→ Work to do
Below are records to repeat exactly. Omit the pictures from the copy.

→ Records shown

>>

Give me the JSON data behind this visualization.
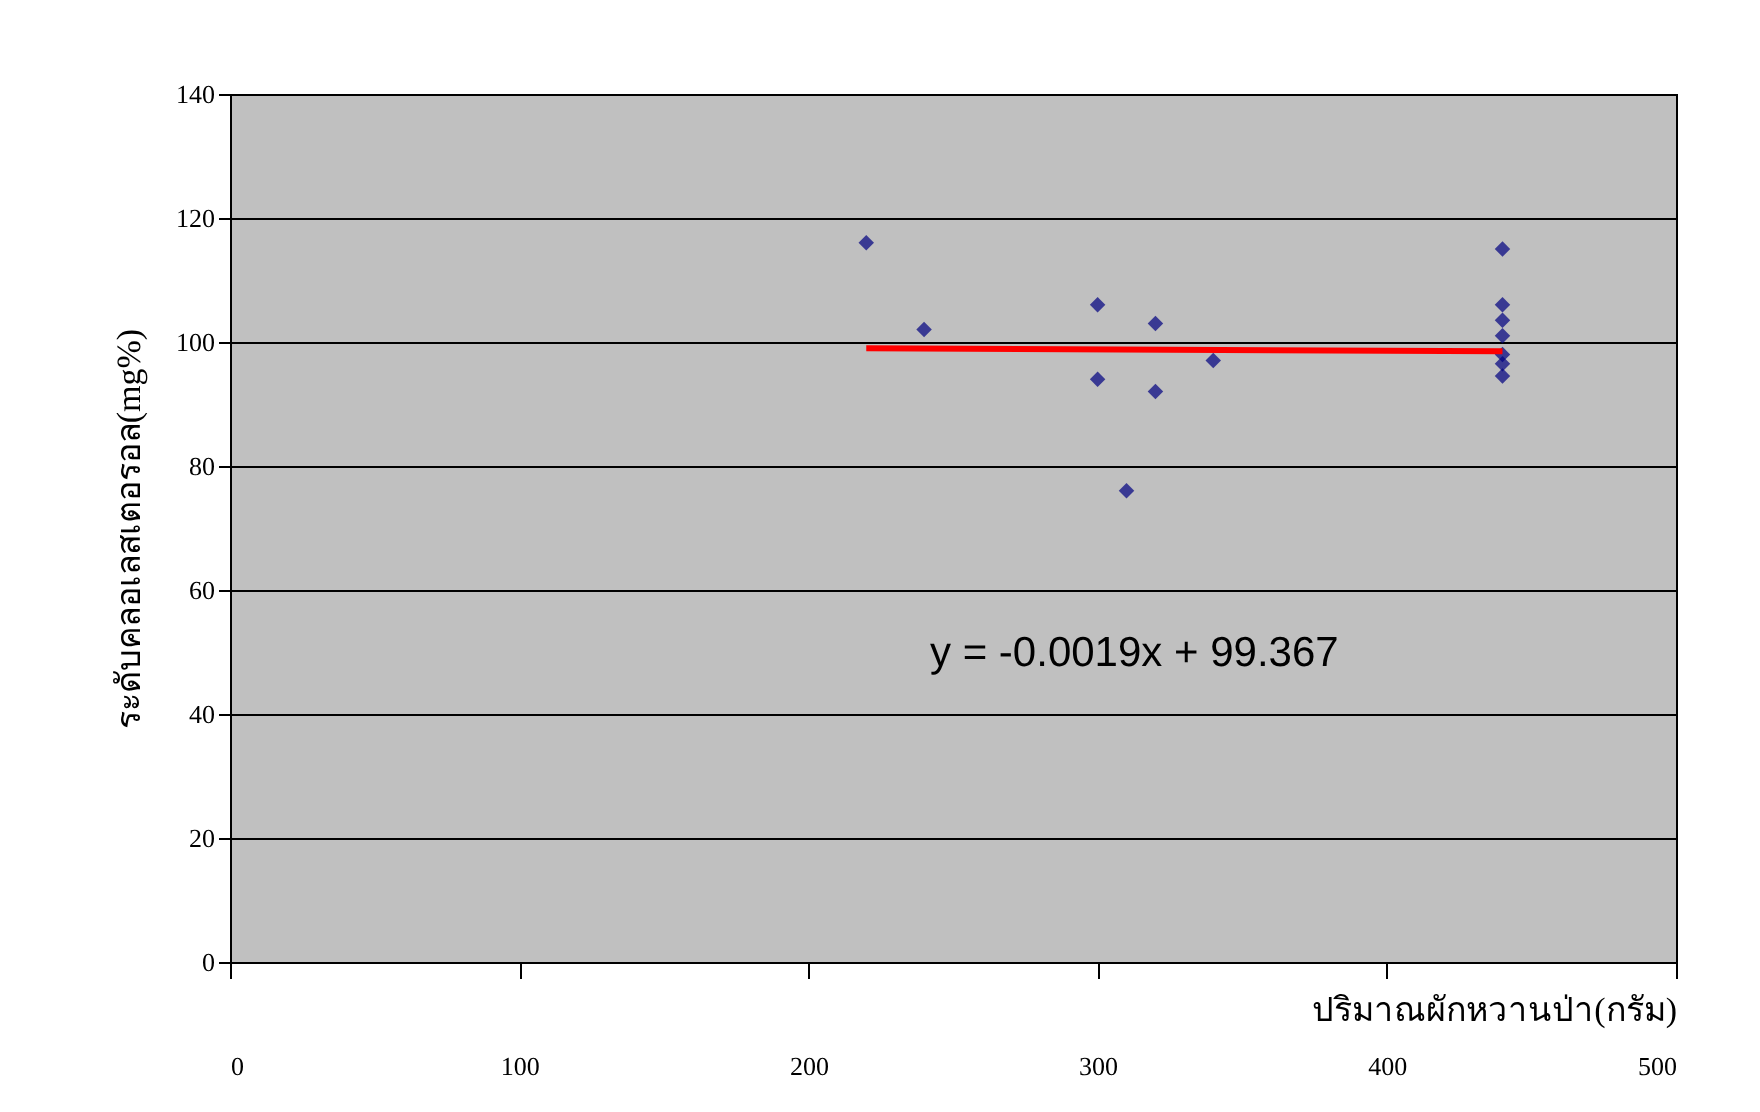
{
  "chart_data": {
    "type": "scatter",
    "xlabel": "ปริมาณผักหวานป่า(กรัม)",
    "ylabel": "ระดับคลอเลสเตอรอล(mg%)",
    "annotations": [
      "y = -0.0019x + 99.367"
    ],
    "series": [
      {
        "color": "#000080",
        "marker": "diamond",
        "x": [
          220,
          240,
          300,
          300,
          310,
          320,
          320,
          340,
          440,
          440,
          440,
          440,
          440,
          440,
          440
        ],
        "values": [
          116,
          102,
          106,
          94,
          76,
          103,
          92,
          97,
          115,
          106,
          103.5,
          101,
          98,
          96.5,
          94.5
        ]
      },
      {
        "type": "line",
        "marker": "none",
        "color": "#ff0000",
        "x": [
          220,
          440
        ],
        "values": [
          99,
          98.5
        ]
      }
    ],
    "xlim": [
      0,
      500
    ],
    "xticks": [
      0,
      100,
      200,
      300,
      400,
      500
    ],
    "ylim": [
      0,
      140
    ],
    "yticks": [
      0,
      20,
      40,
      60,
      80,
      100,
      120,
      140
    ],
    "grid": "y"
  }
}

<<

→ Response for this exercise
Give me the JSON data behind this visualization.
{
  "chart_data": {
    "type": "scatter",
    "xlabel": "ปริมาณผักหวานป่า(กรัม)",
    "ylabel": "ระดับคลอเลสเตอรอล(mg%)",
    "annotations": [
      "y = -0.0019x + 99.367"
    ],
    "series": [
      {
        "color": "#000080",
        "marker": "diamond",
        "x": [
          220,
          240,
          300,
          300,
          310,
          320,
          320,
          340,
          440,
          440,
          440,
          440,
          440,
          440,
          440
        ],
        "values": [
          116,
          102,
          106,
          94,
          76,
          103,
          92,
          97,
          115,
          106,
          103.5,
          101,
          98,
          96.5,
          94.5
        ]
      },
      {
        "type": "line",
        "marker": "none",
        "color": "#ff0000",
        "x": [
          220,
          440
        ],
        "values": [
          99,
          98.5
        ]
      }
    ],
    "xlim": [
      0,
      500
    ],
    "xticks": [
      0,
      100,
      200,
      300,
      400,
      500
    ],
    "ylim": [
      0,
      140
    ],
    "yticks": [
      0,
      20,
      40,
      60,
      80,
      100,
      120,
      140
    ],
    "grid": "y"
  }
}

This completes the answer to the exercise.